PROBLEM REQUIREMENTS.
Every line with the string "Smith" should be gathered.

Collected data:
______
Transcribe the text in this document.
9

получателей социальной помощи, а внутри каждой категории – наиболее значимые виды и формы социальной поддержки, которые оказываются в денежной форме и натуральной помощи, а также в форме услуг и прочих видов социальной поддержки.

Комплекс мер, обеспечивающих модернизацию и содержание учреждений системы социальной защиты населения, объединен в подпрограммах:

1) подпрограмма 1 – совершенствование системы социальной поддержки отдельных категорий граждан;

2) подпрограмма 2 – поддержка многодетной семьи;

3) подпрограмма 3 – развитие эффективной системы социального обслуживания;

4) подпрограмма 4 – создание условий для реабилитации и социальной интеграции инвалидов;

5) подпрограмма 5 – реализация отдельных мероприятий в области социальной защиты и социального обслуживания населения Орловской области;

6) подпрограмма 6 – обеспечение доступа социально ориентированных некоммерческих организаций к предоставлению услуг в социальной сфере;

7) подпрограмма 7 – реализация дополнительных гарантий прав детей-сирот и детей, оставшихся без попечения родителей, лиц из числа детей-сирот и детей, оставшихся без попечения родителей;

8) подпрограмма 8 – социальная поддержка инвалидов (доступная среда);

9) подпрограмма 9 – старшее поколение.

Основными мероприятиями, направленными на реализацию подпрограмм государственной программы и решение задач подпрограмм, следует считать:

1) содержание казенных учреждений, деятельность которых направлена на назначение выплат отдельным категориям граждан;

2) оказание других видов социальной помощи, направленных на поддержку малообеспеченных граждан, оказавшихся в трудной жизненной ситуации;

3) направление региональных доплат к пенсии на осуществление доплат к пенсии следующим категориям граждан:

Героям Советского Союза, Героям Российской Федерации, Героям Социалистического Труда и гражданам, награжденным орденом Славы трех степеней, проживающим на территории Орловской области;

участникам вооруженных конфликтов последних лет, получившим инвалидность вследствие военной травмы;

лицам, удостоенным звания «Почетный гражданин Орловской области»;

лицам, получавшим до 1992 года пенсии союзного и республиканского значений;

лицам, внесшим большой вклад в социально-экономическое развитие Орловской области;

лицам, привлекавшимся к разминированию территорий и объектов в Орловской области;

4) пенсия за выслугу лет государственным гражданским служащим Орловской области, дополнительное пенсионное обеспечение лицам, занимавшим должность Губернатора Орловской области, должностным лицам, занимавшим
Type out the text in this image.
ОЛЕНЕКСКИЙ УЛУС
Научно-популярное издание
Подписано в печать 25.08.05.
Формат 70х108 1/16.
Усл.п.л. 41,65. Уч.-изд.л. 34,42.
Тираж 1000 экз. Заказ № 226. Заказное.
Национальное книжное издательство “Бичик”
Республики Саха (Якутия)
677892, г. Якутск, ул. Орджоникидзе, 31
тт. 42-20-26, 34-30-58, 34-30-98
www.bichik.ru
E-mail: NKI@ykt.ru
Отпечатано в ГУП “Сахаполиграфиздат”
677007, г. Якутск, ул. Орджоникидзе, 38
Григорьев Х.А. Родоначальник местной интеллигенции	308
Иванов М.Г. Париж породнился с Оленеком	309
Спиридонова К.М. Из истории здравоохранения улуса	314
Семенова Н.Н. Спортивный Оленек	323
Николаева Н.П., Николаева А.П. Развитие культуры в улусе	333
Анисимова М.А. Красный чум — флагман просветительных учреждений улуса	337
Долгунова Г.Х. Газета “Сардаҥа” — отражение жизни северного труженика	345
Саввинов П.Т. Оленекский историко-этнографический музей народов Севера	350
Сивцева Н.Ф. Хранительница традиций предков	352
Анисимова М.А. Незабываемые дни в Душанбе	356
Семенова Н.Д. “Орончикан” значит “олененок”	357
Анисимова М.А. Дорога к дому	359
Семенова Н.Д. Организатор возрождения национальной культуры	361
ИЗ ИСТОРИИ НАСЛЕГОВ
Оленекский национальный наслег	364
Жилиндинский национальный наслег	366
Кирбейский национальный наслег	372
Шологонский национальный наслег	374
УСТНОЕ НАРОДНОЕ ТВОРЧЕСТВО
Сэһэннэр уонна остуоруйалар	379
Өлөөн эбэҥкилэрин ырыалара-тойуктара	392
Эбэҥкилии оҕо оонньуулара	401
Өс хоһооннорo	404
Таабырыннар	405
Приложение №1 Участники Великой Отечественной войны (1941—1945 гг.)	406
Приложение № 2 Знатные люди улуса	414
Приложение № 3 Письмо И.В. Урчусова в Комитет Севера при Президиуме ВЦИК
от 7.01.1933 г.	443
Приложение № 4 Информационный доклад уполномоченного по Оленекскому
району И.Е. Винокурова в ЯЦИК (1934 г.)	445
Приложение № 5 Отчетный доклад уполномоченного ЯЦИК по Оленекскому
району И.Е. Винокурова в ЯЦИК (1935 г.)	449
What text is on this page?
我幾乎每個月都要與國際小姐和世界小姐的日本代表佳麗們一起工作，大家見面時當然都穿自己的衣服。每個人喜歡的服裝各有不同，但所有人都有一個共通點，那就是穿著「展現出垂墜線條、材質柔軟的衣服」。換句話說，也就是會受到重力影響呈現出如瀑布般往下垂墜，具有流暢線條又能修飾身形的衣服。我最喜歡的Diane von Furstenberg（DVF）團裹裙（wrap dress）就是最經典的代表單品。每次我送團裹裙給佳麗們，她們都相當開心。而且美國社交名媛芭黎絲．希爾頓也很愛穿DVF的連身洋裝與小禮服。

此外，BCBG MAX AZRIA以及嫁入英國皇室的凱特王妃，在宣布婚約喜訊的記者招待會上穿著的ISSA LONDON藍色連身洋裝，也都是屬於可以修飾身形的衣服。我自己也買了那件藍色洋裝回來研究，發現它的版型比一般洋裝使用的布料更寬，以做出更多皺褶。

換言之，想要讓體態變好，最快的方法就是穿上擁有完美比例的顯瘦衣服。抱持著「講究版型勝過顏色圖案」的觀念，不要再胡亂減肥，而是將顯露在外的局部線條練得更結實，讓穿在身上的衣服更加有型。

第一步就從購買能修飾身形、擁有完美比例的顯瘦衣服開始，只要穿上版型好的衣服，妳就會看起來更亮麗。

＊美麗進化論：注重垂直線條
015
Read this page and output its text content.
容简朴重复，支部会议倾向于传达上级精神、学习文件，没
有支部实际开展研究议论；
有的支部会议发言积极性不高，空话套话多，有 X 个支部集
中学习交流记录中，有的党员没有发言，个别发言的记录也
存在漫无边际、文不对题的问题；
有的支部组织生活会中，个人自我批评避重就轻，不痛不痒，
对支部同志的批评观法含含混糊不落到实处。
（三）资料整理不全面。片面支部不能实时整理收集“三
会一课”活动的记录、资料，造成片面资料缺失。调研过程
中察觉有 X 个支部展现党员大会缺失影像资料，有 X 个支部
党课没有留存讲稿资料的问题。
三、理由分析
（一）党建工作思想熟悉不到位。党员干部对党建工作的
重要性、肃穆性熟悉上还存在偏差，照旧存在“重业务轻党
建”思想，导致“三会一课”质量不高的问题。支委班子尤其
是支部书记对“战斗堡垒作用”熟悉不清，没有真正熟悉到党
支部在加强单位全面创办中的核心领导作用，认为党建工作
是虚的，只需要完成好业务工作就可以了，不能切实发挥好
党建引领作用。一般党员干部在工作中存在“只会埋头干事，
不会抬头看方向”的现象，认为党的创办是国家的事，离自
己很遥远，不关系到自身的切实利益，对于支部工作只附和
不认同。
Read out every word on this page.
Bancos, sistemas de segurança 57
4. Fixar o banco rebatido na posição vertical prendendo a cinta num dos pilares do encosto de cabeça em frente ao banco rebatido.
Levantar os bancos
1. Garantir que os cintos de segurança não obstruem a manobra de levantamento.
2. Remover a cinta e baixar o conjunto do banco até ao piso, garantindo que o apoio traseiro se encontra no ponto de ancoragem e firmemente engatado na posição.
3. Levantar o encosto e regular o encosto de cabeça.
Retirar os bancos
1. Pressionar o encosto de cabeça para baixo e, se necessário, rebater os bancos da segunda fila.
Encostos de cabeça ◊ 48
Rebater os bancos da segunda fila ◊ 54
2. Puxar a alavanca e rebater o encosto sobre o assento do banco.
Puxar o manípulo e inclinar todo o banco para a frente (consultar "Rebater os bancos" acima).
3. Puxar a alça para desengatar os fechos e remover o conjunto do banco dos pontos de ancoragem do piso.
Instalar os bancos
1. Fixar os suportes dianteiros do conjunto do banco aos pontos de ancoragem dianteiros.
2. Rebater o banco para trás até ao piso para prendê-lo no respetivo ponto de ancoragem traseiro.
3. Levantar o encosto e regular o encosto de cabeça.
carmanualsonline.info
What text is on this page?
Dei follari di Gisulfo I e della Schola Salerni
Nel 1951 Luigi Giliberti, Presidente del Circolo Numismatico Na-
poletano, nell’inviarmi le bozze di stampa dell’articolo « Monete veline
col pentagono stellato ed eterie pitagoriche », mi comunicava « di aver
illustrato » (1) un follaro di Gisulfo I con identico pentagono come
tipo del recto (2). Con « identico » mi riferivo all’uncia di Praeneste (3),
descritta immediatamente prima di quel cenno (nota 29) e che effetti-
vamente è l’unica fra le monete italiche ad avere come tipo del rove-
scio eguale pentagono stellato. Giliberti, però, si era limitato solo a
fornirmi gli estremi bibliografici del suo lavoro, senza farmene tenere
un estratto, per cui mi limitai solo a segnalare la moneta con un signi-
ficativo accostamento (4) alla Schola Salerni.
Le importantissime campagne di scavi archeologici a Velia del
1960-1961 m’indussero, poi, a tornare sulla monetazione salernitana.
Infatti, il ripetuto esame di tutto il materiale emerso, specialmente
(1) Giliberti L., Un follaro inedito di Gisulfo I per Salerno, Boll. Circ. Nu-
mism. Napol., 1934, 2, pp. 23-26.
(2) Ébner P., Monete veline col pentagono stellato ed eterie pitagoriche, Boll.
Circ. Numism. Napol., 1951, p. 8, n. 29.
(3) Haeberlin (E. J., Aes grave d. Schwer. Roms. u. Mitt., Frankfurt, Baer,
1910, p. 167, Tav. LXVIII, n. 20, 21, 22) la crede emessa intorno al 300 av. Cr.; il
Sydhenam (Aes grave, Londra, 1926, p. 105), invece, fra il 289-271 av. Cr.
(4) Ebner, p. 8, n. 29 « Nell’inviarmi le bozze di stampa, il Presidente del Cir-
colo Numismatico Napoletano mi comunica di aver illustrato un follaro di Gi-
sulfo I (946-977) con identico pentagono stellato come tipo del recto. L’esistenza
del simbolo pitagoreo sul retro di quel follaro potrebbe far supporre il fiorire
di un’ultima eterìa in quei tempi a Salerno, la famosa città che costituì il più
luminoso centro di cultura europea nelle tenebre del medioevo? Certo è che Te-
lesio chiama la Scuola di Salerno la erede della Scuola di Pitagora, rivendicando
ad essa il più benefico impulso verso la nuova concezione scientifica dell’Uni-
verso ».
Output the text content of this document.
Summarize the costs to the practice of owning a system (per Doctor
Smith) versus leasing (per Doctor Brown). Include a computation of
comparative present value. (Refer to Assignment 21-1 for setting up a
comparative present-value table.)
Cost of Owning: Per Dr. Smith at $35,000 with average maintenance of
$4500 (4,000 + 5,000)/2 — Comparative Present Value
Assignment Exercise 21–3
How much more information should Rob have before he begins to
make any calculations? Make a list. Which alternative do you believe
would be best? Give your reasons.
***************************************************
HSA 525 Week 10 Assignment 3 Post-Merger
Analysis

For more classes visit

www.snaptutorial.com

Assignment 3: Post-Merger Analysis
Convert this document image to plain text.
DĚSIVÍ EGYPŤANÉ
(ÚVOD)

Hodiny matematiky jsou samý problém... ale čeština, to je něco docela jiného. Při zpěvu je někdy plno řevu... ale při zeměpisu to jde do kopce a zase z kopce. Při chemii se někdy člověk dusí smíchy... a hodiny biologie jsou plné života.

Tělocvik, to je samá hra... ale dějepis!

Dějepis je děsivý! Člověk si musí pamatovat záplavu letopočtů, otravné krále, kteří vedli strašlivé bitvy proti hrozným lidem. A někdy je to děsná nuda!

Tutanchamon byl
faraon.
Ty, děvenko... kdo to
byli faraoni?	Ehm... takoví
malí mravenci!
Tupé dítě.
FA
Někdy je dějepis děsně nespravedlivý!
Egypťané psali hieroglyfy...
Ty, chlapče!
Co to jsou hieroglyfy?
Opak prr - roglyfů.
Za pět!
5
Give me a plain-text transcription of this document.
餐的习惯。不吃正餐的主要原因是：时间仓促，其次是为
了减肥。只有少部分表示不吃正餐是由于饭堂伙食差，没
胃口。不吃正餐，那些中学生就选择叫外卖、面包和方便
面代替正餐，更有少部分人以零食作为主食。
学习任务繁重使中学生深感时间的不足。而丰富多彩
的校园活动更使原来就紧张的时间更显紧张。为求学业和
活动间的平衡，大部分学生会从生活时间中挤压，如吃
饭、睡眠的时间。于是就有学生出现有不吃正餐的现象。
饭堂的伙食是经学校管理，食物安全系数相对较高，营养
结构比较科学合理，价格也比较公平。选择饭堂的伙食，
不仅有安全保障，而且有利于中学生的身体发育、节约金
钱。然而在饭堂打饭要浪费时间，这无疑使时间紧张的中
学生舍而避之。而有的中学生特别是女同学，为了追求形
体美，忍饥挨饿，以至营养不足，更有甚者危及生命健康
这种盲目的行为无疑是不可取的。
______
RESPONSE TO THE TASK.
Smith) versus leasing (per Doctor Brown). Include a computation of
Cost of Owning: Per Dr. Smith at $35,000 with average maintenance of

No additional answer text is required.